[Problem] Repeat the data verbatim.

+++ Data provided +++

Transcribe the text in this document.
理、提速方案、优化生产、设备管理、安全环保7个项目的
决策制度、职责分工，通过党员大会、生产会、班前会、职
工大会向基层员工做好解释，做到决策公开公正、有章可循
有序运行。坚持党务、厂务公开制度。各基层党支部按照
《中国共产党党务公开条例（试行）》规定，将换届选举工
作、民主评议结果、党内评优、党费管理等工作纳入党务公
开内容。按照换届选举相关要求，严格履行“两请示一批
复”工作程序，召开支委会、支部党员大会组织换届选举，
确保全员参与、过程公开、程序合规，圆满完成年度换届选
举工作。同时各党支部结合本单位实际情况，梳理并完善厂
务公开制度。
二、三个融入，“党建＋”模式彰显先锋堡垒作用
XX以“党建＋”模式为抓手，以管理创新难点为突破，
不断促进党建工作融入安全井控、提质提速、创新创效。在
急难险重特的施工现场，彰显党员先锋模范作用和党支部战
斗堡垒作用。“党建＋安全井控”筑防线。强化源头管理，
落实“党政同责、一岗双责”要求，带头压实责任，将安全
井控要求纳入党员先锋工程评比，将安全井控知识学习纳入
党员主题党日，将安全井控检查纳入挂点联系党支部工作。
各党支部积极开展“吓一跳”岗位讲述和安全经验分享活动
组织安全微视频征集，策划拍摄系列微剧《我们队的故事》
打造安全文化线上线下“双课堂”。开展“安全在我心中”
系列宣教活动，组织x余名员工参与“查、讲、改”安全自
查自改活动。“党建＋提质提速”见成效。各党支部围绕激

+++

[The answer]
Transcribe the text in this document.
理、提速方案、优化生产、设备管理、安全环保7个项目的
决策制度、职责分工，通过党员大会、生产会、班前会、职
工大会向基层员工做好解释，做到决策公开公正、有章可循
有序运行。坚持党务、厂务公开制度。各基层党支部按照
《中国共产党党务公开条例（试行）》规定，将换届选举工
作、民主评议结果、党内评优、党费管理等工作纳入党务公
开内容。按照换届选举相关要求，严格履行“两请示一批
复”工作程序，召开支委会、支部党员大会组织换届选举，
确保全员参与、过程公开、程序合规，圆满完成年度换届选
举工作。同时各党支部结合本单位实际情况，梳理并完善厂
务公开制度。
二、三个融入，“党建＋”模式彰显先锋堡垒作用
XX以“党建＋”模式为抓手，以管理创新难点为突破，
不断促进党建工作融入安全井控、提质提速、创新创效。在
急难险重特的施工现场，彰显党员先锋模范作用和党支部战
斗堡垒作用。“党建＋安全井控”筑防线。强化源头管理，
落实“党政同责、一岗双责”要求，带头压实责任，将安全
井控要求纳入党员先锋工程评比，将安全井控知识学习纳入
党员主题党日，将安全井控检查纳入挂点联系党支部工作。
各党支部积极开展“吓一跳”岗位讲述和安全经验分享活动
组织安全微视频征集，策划拍摄系列微剧《我们队的故事》
打造安全文化线上线下“双课堂”。开展“安全在我心中”
系列宣教活动，组织x余名员工参与“查、讲、改”安全自
查自改活动。“党建＋提质提速”见成效。各党支部围绕激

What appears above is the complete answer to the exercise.